-- Start EXTRACTED INFORMATION --
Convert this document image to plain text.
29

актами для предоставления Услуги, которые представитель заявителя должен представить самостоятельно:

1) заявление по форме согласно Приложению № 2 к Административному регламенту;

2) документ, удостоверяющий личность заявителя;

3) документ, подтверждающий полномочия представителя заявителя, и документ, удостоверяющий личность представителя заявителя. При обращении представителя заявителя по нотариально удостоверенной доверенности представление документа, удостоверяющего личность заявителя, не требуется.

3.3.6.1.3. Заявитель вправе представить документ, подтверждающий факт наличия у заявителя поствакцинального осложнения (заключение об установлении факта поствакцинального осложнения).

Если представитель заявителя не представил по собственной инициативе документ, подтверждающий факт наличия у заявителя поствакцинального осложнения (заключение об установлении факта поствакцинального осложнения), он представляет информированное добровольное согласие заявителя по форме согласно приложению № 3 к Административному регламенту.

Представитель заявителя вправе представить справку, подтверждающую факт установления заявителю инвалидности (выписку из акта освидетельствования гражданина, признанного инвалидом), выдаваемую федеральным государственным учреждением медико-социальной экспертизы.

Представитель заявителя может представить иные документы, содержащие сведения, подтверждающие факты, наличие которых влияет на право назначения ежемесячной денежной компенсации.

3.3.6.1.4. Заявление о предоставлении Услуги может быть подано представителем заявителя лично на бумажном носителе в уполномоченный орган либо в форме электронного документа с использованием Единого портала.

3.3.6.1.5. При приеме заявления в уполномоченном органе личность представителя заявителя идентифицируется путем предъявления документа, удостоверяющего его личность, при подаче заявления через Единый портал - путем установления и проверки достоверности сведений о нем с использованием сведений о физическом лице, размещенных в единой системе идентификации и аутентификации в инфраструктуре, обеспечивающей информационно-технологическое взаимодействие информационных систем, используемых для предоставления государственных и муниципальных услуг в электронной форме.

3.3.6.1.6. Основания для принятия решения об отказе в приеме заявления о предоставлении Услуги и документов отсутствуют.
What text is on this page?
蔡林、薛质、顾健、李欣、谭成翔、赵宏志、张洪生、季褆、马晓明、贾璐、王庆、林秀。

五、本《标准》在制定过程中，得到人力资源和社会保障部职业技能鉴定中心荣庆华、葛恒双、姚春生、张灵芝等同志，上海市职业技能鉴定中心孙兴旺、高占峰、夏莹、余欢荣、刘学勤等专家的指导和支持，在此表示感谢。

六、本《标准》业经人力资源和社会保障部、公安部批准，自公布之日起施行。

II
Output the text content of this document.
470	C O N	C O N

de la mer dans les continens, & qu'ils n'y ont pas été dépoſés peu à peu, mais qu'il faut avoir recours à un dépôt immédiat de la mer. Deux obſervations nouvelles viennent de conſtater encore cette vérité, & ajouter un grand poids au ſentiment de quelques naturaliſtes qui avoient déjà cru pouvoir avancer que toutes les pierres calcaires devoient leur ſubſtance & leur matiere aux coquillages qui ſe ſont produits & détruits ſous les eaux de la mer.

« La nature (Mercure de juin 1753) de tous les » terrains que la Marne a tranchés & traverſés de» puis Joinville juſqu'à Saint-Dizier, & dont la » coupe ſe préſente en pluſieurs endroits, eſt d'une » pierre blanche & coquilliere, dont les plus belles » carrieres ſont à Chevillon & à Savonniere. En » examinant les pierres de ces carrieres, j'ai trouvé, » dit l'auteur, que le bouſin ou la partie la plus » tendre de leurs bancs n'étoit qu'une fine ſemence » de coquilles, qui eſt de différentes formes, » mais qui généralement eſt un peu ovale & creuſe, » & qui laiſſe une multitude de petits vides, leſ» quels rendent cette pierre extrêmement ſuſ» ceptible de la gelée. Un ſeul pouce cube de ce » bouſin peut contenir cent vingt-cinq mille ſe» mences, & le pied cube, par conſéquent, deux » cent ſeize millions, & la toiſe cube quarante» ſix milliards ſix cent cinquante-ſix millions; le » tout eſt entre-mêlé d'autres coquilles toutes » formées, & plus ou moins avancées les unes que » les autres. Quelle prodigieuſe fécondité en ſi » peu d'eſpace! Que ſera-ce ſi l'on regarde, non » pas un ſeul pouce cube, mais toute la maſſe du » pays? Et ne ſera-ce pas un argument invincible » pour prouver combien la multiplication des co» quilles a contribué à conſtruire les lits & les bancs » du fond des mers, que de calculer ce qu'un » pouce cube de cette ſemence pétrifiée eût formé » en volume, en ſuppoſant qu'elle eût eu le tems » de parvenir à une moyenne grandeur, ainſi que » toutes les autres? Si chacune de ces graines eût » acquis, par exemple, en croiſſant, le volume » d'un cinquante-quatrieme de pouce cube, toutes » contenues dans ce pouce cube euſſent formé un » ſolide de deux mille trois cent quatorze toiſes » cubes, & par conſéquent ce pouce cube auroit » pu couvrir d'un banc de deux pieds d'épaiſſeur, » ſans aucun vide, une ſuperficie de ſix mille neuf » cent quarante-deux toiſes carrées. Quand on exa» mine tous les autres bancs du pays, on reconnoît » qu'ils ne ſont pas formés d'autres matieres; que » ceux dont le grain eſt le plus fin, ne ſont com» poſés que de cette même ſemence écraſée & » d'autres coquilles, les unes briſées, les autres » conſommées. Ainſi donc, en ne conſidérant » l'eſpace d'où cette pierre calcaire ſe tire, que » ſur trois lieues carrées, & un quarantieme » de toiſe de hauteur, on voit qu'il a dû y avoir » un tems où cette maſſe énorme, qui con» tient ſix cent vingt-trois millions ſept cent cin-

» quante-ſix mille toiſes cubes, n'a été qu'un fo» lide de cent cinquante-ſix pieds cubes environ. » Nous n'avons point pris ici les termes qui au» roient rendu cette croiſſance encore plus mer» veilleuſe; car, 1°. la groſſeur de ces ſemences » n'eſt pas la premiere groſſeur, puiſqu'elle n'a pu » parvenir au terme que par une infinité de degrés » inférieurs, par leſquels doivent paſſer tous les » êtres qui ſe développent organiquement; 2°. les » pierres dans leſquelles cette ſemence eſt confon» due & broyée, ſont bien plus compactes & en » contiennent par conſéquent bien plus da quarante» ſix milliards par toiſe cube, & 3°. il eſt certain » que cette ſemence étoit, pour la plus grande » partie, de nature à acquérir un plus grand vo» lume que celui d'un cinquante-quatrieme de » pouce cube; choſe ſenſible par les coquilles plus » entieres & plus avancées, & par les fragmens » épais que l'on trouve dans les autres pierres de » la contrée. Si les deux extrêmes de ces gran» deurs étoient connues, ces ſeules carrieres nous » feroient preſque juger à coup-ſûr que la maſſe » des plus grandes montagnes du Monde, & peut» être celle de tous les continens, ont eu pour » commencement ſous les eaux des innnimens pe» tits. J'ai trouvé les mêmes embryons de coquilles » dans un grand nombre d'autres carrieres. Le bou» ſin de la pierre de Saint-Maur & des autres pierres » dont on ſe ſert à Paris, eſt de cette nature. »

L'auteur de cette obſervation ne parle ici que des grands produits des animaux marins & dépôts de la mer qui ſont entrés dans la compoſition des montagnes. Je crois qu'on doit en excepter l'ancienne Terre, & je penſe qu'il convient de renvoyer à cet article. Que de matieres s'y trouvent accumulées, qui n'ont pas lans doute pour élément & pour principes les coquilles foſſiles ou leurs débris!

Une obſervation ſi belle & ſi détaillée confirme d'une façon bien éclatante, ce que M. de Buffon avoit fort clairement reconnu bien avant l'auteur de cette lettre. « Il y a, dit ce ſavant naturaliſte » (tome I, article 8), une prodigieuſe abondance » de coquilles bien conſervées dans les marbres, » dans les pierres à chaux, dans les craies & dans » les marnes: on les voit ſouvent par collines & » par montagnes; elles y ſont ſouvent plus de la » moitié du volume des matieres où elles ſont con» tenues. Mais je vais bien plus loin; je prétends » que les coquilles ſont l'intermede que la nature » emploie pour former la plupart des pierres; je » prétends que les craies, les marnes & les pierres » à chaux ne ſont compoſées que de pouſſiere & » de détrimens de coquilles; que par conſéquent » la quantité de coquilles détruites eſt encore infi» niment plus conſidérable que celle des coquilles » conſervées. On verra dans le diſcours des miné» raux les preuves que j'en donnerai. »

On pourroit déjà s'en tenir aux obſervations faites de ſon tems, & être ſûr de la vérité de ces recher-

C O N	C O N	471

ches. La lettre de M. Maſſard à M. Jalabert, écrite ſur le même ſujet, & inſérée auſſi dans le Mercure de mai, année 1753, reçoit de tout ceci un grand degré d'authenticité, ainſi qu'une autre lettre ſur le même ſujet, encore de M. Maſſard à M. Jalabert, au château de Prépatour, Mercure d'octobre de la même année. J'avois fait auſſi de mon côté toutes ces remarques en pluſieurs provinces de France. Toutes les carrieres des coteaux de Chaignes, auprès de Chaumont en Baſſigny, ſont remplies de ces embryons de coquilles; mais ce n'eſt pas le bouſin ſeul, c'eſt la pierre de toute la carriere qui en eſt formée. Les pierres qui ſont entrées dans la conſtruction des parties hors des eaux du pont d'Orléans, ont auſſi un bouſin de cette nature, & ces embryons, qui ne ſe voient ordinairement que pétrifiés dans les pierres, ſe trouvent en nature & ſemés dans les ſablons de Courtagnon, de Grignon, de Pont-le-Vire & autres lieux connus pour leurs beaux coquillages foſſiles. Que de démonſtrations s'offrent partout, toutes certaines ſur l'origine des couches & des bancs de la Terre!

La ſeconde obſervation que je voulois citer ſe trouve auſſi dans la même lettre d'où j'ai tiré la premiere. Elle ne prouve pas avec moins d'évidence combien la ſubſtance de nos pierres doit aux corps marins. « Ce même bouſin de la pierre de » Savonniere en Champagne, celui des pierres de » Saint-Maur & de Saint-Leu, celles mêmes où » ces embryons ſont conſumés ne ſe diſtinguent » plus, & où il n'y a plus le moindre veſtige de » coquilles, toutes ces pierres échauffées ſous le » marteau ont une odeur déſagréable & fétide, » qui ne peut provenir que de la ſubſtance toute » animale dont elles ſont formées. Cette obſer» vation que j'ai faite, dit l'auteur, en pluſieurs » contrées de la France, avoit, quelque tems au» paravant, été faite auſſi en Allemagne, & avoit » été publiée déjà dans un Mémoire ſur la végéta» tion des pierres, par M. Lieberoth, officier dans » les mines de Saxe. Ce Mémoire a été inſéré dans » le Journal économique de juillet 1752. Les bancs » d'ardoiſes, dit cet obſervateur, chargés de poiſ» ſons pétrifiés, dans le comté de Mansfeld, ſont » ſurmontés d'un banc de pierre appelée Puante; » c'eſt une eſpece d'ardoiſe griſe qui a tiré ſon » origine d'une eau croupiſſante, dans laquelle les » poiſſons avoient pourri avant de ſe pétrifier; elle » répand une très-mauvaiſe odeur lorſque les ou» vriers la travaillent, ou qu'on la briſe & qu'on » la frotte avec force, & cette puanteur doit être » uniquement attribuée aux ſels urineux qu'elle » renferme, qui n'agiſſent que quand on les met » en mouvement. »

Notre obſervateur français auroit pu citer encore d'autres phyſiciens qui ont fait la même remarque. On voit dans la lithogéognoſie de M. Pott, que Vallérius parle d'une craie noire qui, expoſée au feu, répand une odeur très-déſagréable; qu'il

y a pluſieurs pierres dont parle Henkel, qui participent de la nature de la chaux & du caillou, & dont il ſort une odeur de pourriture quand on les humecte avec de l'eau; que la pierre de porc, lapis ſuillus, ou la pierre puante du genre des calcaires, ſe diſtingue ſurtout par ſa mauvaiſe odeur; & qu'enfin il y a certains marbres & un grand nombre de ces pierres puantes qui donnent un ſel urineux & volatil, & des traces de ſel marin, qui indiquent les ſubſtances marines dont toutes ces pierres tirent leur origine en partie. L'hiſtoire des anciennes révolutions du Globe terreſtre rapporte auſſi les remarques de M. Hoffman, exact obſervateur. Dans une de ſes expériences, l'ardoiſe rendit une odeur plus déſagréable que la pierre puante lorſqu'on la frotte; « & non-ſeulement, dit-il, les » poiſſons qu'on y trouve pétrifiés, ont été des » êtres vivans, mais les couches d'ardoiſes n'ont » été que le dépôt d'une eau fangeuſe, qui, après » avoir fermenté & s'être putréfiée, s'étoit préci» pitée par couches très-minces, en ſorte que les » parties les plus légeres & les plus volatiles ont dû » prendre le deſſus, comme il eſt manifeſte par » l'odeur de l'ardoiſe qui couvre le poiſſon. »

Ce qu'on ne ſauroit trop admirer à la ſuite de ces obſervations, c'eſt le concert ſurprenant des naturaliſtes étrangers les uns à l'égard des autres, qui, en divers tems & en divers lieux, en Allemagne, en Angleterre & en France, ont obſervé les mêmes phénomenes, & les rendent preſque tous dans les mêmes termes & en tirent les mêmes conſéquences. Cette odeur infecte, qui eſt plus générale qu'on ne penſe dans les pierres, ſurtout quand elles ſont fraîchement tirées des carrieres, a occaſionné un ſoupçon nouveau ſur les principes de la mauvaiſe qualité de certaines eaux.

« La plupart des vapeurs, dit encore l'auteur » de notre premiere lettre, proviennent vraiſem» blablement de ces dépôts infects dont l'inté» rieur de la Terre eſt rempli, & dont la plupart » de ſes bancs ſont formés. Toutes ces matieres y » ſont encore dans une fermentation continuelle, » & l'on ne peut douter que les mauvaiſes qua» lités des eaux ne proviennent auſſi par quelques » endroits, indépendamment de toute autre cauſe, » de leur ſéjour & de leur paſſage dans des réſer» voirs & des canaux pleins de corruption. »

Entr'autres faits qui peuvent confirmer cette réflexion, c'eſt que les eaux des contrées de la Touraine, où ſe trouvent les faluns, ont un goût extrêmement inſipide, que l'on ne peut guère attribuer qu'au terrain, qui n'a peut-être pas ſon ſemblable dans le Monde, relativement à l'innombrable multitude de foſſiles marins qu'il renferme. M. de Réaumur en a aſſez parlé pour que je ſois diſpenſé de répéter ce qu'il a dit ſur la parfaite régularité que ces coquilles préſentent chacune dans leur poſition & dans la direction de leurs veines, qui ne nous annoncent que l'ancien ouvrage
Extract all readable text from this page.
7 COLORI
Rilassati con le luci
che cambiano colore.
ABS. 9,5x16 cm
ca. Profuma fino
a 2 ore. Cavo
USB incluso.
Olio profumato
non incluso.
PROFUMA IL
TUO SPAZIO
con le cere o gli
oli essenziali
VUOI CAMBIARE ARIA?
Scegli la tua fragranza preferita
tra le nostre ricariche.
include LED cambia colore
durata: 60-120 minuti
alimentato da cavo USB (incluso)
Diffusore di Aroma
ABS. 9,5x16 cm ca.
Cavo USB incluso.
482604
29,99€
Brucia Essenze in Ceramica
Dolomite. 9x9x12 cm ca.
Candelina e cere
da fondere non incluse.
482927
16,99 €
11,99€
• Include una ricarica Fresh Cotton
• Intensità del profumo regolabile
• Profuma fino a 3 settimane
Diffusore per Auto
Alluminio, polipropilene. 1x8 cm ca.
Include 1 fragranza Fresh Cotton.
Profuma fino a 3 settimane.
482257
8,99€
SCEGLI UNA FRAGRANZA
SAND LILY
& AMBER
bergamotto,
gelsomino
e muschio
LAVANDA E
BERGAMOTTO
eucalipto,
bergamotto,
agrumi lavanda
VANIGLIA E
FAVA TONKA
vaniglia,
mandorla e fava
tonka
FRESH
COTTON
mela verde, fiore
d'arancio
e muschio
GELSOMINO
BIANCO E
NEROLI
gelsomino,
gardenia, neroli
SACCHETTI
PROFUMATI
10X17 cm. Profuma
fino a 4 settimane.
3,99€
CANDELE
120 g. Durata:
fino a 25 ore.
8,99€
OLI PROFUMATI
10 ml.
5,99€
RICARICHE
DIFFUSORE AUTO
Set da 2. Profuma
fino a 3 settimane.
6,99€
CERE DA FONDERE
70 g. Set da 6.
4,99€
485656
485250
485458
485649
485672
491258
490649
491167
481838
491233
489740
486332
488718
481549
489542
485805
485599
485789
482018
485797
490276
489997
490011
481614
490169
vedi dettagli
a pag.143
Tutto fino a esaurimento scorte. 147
-- End EXTRACTED INFORMATION --
### WRITTEN EXERCISE
Gather each line from the entries above that includes the word "text".

### WRITTEN ANSWER
Convert this document image to plain text.
What text is on this page?
Output the text content of this document.
Extract all readable text from this page.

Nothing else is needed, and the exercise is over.